Select from the records below every line that has the word "五个小题" in it.

> **Listing**:
====================
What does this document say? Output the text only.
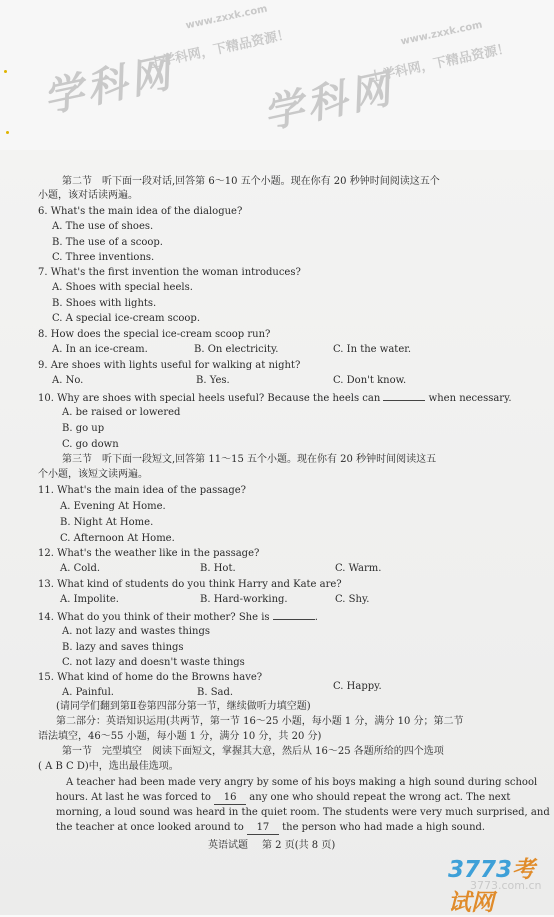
学科网
上学科网，下精品资源！
www.zxxk.com
学科网
上学科网，下精品资源！
www.zxxk.com
第二节　听下面一段对话,回答第 6～10 五个小题。现在你有 20 秒钟时间阅读这五个
小题，该对话读两遍。
6. What's the main idea of the dialogue?
A. The use of shoes.
B. The use of a scoop.
C. Three inventions.
7. What's the first invention the woman introduces?
A. Shoes with special heels.
B. Shoes with lights.
C. A special ice-cream scoop.
8. How does the special ice-cream scoop run?
A. In an ice-cream.	B. On electricity.	C. In the water.
9. Are shoes with lights useful for walking at night?
A. No.	B. Yes.	C. Don't know.
10. Why are shoes with special heels useful? Because the heels can	when necessary.
A. be raised or lowered
B. go up
C. go down
第三节　听下面一段短文,回答第 11～15 五个小题。现在你有 20 秒钟时间阅读这五
个小题，该短文读两遍。
11. What's the main idea of the passage?
A. Evening At Home.
B. Night At Home.
C. Afternoon At Home.
12. What's the weather like in the passage?
A. Cold.	B. Hot.	C. Warm.
13. What kind of students do you think Harry and Kate are?
A. Impolite.	B. Hard-working.	C. Shy.
14. What do you think of their mother? She is	.
A. not lazy and wastes things
B. lazy and saves things
C. not lazy and doesn't waste things
15. What kind of home do the Browns have?
A. Painful.	B. Sad.
C. Happy.
(请同学们翻到第Ⅱ卷第四部分第一节，继续做听力填空题)
第二部分：英语知识运用(共两节，第一节 16～25 小题，每小题 1 分，满分 10 分；第二节
语法填空，46～55 小题，每小题 1 分，满分 10 分，共 20 分)
第一节　完型填空　阅读下面短文，掌握其大意，然后从 16～25 各题所给的四个选项
( A B C D)中，选出最佳选项。
A teacher had been made very angry by some of his boys making a high sound during school
hours. At last he was forced to 16 any one who should repeat the wrong act. The next
morning, a loud sound was heard in the quiet room. The students were very much surprised, and
the teacher at once looked around to 17 the person who had made a high sound.
英语试题 第 2 页(共 8 页)
3773考试网
3773.com.cn
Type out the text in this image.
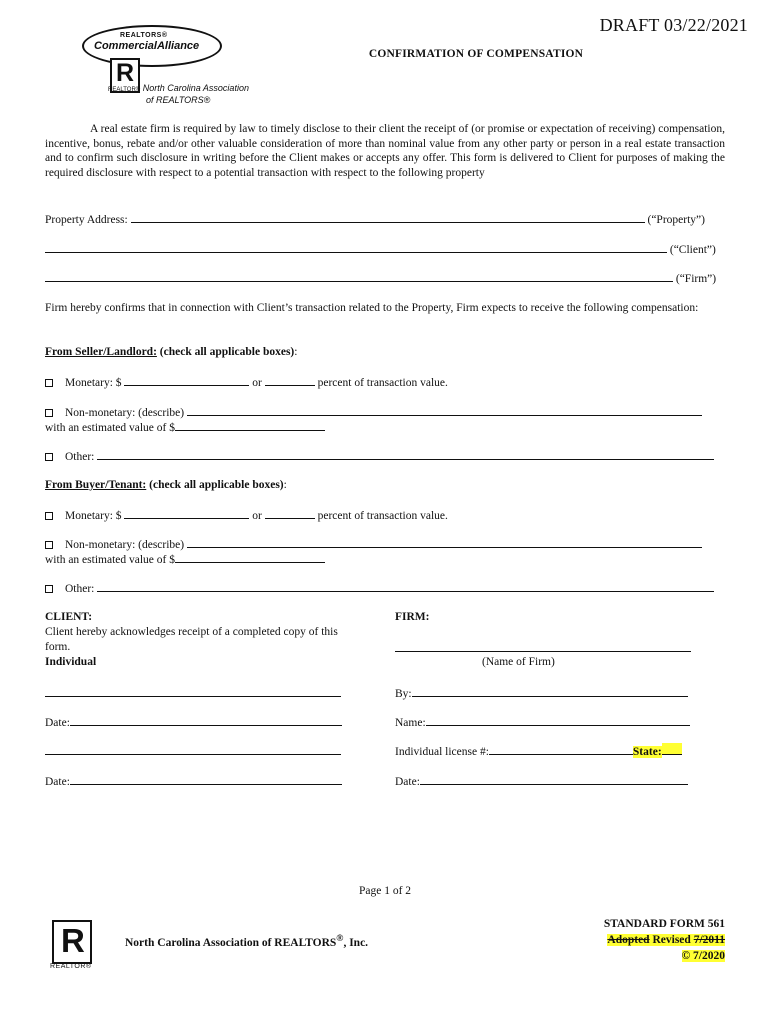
DRAFT 03/22/2021
CONFIRMATION OF COMPENSATION
REALTORS®
CommercialAlliance
R
REALTOR® North Carolina Association
of REALTORS®

A real estate firm is required by law to timely disclose to their client the receipt of (or promise or expectation of receiving) compensation, incentive, bonus, rebate and/or other valuable consideration of more than nominal value from any other party or person in a real estate transaction and to confirm such disclosure in writing before the Client makes or accepts any offer. This form is delivered to Client for purposes of making the required disclosure with respect to a potential transaction with respect to the following property

Property Address:	(“Property”)
(“Client”)
(“Firm”)
Firm hereby confirms that in connection with Client’s transaction related to the Property, Firm expects to receive the following compensation:
From Seller/Landlord: (check all applicable boxes):
Monetary: $	or	percent of transaction value.
Non-monetary: (describe)
with an estimated value of $
Other:
From Buyer/Tenant: (check all applicable boxes):
Monetary: $	or	percent of transaction value.
Non-monetary: (describe)
with an estimated value of $
Other:
CLIENT:
Client hereby acknowledges receipt of a completed copy of this
form.
Individual
Date:
Date:
FIRM:
(Name of Firm)
By:
Name:
Individual license #:	State:
Date:
Page 1 of 2
R
REALTOR®
North Carolina Association of REALTORS®, Inc.
STANDARD FORM 561
Adopted Revised 7/2011
© 7/2020
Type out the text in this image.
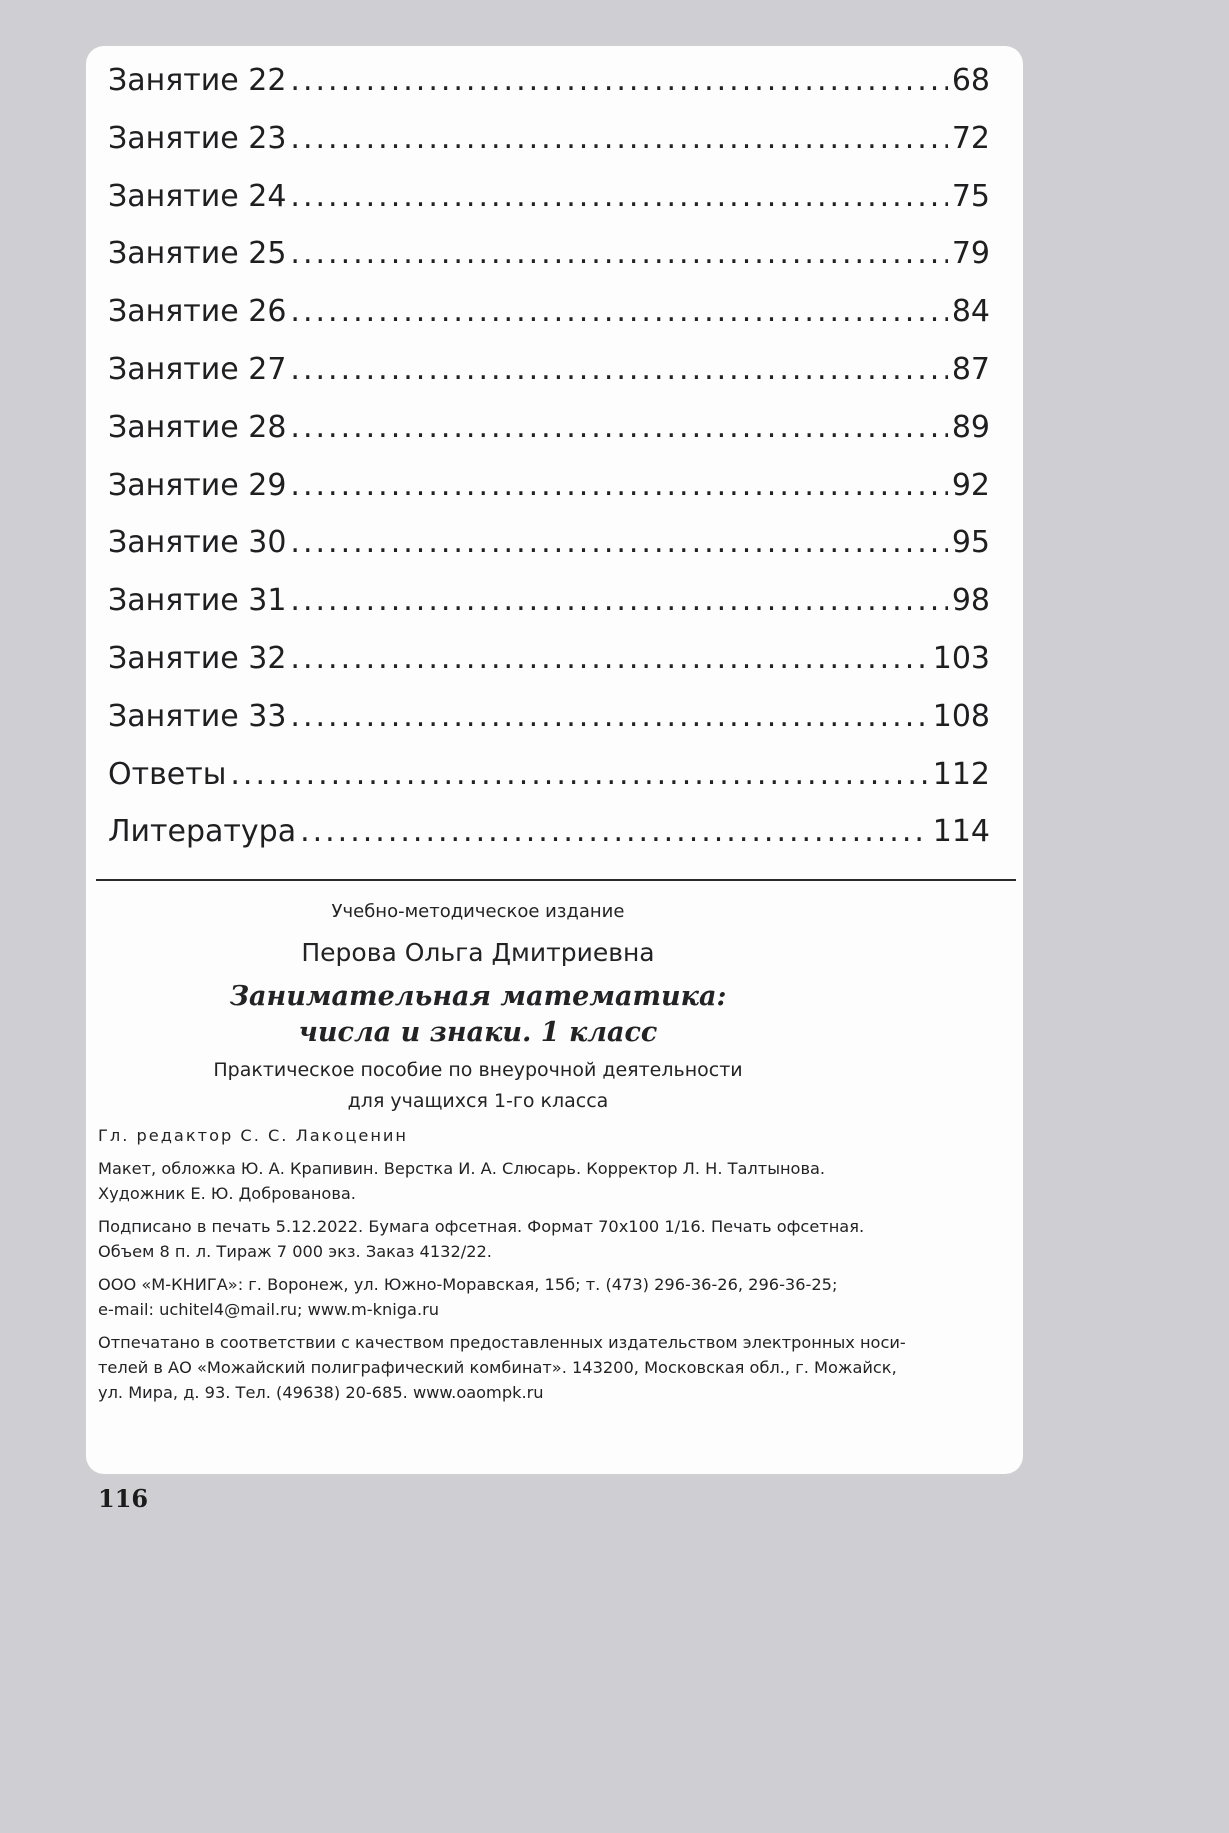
Занятие 22 .....	68
Занятие 23 .....	72
Занятие 24 .....	75
Занятие 25 .....	79
Занятие 26 .....	84
Занятие 27 .....	87
Занятие 28 .....	89
Занятие 29 .....	92
Занятие 30 .....	95
Занятие 31 .....	98
Занятие 32 .....	103
Занятие 33 .....	108
Ответы .....	112
Литература .....	114
Учебно-методическое издание
Перова Ольга Дмитриевна
Занимательная математика:
числа и знаки. 1 класс
Практическое пособие по внеурочной деятельности
для учащихся 1-го класса
Гл. редактор С. С. Лакоценин
Макет, обложка Ю. А. Крапивин. Верстка И. А. Слюсарь. Корректор Л. Н. Талтынова.
Художник Е. Ю. Доброванова.
Подписано в печать 5.12.2022. Бумага офсетная. Формат 70х100 1/16. Печать офсетная.
Объем 8 п. л. Тираж 7 000 экз. Заказ 4132/22.
ООО «М-КНИГА»: г. Воронеж, ул. Южно-Моравская, 15б; т. (473) 296-36-26, 296-36-25;
e-mail: uchitel4@mail.ru; www.m-kniga.ru
Отпечатано в соответствии с качеством предоставленных издательством электронных носи-
телей в АО «Можайский полиграфический комбинат». 143200, Московская обл., г. Можайск,
ул. Мира, д. 93. Тел. (49638) 20-685. www.oaompk.ru
116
====================
> **Solution for this problem**:
第二节　听下面一段对话,回答第 6～10 五个小题。现在你有 20 秒钟时间阅读这五个
第三节　听下面一段短文,回答第 11～15 五个小题。现在你有 20 秒钟时间阅读这五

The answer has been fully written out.